DIRECTIONS: Your task is to copy every record exactly.

MATERIAL FOR THIS EXERCISE:
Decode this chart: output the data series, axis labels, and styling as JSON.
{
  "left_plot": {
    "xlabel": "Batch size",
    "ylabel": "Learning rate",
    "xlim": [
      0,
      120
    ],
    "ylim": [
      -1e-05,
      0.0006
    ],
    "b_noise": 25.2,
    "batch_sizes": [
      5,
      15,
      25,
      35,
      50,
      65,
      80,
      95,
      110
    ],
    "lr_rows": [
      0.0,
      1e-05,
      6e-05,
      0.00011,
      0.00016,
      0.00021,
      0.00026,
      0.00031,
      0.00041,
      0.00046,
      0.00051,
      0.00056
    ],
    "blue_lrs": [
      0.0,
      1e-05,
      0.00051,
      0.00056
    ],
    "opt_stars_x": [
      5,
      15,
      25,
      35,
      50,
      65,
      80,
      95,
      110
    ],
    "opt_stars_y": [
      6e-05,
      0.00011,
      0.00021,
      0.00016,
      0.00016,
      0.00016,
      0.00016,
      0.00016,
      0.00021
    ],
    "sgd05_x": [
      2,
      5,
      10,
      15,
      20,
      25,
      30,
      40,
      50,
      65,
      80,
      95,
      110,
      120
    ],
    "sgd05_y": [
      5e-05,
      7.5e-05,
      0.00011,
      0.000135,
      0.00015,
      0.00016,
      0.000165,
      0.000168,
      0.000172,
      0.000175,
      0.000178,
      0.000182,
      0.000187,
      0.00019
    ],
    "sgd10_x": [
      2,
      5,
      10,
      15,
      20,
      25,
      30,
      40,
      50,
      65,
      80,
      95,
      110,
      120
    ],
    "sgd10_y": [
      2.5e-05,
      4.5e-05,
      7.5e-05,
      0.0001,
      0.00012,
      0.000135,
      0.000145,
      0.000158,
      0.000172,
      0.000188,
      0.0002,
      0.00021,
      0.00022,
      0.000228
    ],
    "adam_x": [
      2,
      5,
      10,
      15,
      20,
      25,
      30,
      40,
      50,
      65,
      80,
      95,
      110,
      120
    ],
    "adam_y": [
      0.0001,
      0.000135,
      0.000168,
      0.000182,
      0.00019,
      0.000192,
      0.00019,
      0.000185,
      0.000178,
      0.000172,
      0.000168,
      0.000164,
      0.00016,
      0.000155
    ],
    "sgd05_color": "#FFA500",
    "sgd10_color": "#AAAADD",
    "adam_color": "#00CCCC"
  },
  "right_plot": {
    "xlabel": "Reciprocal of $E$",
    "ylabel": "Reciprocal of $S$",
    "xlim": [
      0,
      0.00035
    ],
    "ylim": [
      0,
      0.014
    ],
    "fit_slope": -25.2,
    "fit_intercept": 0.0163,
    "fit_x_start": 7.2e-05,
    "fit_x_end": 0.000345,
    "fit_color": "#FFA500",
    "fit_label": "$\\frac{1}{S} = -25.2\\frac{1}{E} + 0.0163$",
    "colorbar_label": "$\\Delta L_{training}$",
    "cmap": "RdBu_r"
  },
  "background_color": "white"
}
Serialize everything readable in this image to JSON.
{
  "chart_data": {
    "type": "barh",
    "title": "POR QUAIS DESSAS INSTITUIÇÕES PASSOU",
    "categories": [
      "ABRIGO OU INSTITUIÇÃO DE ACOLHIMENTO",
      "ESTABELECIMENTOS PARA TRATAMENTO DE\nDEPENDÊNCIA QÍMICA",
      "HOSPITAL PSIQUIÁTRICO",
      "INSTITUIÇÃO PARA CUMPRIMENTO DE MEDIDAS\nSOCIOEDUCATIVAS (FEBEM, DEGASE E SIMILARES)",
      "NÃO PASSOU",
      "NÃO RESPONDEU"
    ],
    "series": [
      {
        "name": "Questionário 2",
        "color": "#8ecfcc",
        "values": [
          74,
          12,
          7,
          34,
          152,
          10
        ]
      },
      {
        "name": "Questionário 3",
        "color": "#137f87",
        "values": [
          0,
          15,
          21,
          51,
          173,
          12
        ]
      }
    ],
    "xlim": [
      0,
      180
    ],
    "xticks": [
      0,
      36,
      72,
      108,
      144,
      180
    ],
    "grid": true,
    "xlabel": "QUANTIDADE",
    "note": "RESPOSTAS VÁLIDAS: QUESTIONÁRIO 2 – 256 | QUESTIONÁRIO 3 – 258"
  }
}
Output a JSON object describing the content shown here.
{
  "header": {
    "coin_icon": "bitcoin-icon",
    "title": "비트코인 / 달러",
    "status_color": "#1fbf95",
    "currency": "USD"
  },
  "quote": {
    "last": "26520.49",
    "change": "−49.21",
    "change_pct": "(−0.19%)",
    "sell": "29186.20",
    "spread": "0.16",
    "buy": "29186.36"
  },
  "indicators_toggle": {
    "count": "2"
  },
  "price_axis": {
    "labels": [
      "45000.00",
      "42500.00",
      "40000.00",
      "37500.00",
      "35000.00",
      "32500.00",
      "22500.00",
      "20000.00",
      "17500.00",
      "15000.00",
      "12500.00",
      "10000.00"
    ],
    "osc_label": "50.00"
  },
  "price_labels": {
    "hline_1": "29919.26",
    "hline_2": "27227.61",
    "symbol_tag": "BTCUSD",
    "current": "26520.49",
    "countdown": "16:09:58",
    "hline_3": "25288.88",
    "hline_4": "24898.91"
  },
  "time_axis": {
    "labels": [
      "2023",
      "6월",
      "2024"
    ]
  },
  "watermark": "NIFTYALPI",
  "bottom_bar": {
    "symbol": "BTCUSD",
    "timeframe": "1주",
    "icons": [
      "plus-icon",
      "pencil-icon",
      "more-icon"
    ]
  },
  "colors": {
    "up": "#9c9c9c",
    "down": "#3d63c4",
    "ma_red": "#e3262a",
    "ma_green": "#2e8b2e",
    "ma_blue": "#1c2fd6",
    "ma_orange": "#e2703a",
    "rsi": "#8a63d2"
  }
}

OUTPUT OF THE EXERCISE:
Decode this chart: output the data series, axis labels, and styling as JSON.
{
  "left_plot": {
    "xlabel": "Batch size",
    "ylabel": "Learning rate",
    "xlim": [
      0,
      120
    ],
    "ylim": [
      -1e-05,
      0.0006
    ],
    "b_noise": 25.2,
    "batch_sizes": [
      5,
      15,
      25,
      35,
      50,
      65,
      80,
      95,
      110
    ],
    "lr_rows": [
      0.0,
      1e-05,
      6e-05,
      0.00011,
      0.00016,
      0.00021,
      0.00026,
      0.00031,
      0.00041,
      0.00046,
      0.00051,
      0.00056
    ],
    "blue_lrs": [
      0.0,
      1e-05,
      0.00051,
      0.00056
    ],
    "opt_stars_x": [
      5,
      15,
      25,
      35,
      50,
      65,
      80,
      95,
      110
    ],
    "opt_stars_y": [
      6e-05,
      0.00011,
      0.00021,
      0.00016,
      0.00016,
      0.00016,
      0.00016,
      0.00016,
      0.00021
    ],
    "sgd05_x": [
      2,
      5,
      10,
      15,
      20,
      25,
      30,
      40,
      50,
      65,
      80,
      95,
      110,
      120
    ],
    "sgd05_y": [
      5e-05,
      7.5e-05,
      0.00011,
      0.000135,
      0.00015,
      0.00016,
      0.000165,
      0.000168,
      0.000172,
      0.000175,
      0.000178,
      0.000182,
      0.000187,
      0.00019
    ],
    "sgd10_x": [
      2,
      5,
      10,
      15,
      20,
      25,
      30,
      40,
      50,
      65,
      80,
      95,
      110,
      120
    ],
    "sgd10_y": [
      2.5e-05,
      4.5e-05,
      7.5e-05,
      0.0001,
      0.00012,
      0.000135,
      0.000145,
      0.000158,
      0.000172,
      0.000188,
      0.0002,
      0.00021,
      0.00022,
      0.000228
    ],
    "adam_x": [
      2,
      5,
      10,
      15,
      20,
      25,
      30,
      40,
      50,
      65,
      80,
      95,
      110,
      120
    ],
    "adam_y": [
      0.0001,
      0.000135,
      0.000168,
      0.000182,
      0.00019,
      0.000192,
      0.00019,
      0.000185,
      0.000178,
      0.000172,
      0.000168,
      0.000164,
      0.00016,
      0.000155
    ],
    "sgd05_color": "#FFA500",
    "sgd10_color": "#AAAADD",
    "adam_color": "#00CCCC"
  },
  "right_plot": {
    "xlabel": "Reciprocal of $E$",
    "ylabel": "Reciprocal of $S$",
    "xlim": [
      0,
      0.00035
    ],
    "ylim": [
      0,
      0.014
    ],
    "fit_slope": -25.2,
    "fit_intercept": 0.0163,
    "fit_x_start": 7.2e-05,
    "fit_x_end": 0.000345,
    "fit_color": "#FFA500",
    "fit_label": "$\\frac{1}{S} = -25.2\\frac{1}{E} + 0.0163$",
    "colorbar_label": "$\\Delta L_{training}$",
    "cmap": "RdBu_r"
  },
  "background_color": "white"
}
Serialize everything readable in this image to JSON.
{
  "chart_data": {
    "type": "barh",
    "title": "POR QUAIS DESSAS INSTITUIÇÕES PASSOU",
    "categories": [
      "ABRIGO OU INSTITUIÇÃO DE ACOLHIMENTO",
      "ESTABELECIMENTOS PARA TRATAMENTO DE\nDEPENDÊNCIA QÍMICA",
      "HOSPITAL PSIQUIÁTRICO",
      "INSTITUIÇÃO PARA CUMPRIMENTO DE MEDIDAS\nSOCIOEDUCATIVAS (FEBEM, DEGASE E SIMILARES)",
      "NÃO PASSOU",
      "NÃO RESPONDEU"
    ],
    "series": [
      {
        "name": "Questionário 2",
        "color": "#8ecfcc",
        "values": [
          74,
          12,
          7,
          34,
          152,
          10
        ]
      },
      {
        "name": "Questionário 3",
        "color": "#137f87",
        "values": [
          0,
          15,
          21,
          51,
          173,
          12
        ]
      }
    ],
    "xlim": [
      0,
      180
    ],
    "xticks": [
      0,
      36,
      72,
      108,
      144,
      180
    ],
    "grid": true,
    "xlabel": "QUANTIDADE",
    "note": "RESPOSTAS VÁLIDAS: QUESTIONÁRIO 2 – 256 | QUESTIONÁRIO 3 – 258"
  }
}
Output a JSON object describing the content shown here.
{
  "header": {
    "coin_icon": "bitcoin-icon",
    "title": "비트코인 / 달러",
    "status_color": "#1fbf95",
    "currency": "USD"
  },
  "quote": {
    "last": "26520.49",
    "change": "−49.21",
    "change_pct": "(−0.19%)",
    "sell": "29186.20",
    "spread": "0.16",
    "buy": "29186.36"
  },
  "indicators_toggle": {
    "count": "2"
  },
  "price_axis": {
    "labels": [
      "45000.00",
      "42500.00",
      "40000.00",
      "37500.00",
      "35000.00",
      "32500.00",
      "22500.00",
      "20000.00",
      "17500.00",
      "15000.00",
      "12500.00",
      "10000.00"
    ],
    "osc_label": "50.00"
  },
  "price_labels": {
    "hline_1": "29919.26",
    "hline_2": "27227.61",
    "symbol_tag": "BTCUSD",
    "current": "26520.49",
    "countdown": "16:09:58",
    "hline_3": "25288.88",
    "hline_4": "24898.91"
  },
  "time_axis": {
    "labels": [
      "2023",
      "6월",
      "2024"
    ]
  },
  "watermark": "NIFTYALPI",
  "bottom_bar": {
    "symbol": "BTCUSD",
    "timeframe": "1주",
    "icons": [
      "plus-icon",
      "pencil-icon",
      "more-icon"
    ]
  },
  "colors": {
    "up": "#9c9c9c",
    "down": "#3d63c4",
    "ma_red": "#e3262a",
    "ma_green": "#2e8b2e",
    "ma_blue": "#1c2fd6",
    "ma_orange": "#e2703a",
    "rsi": "#8a63d2"
  }
}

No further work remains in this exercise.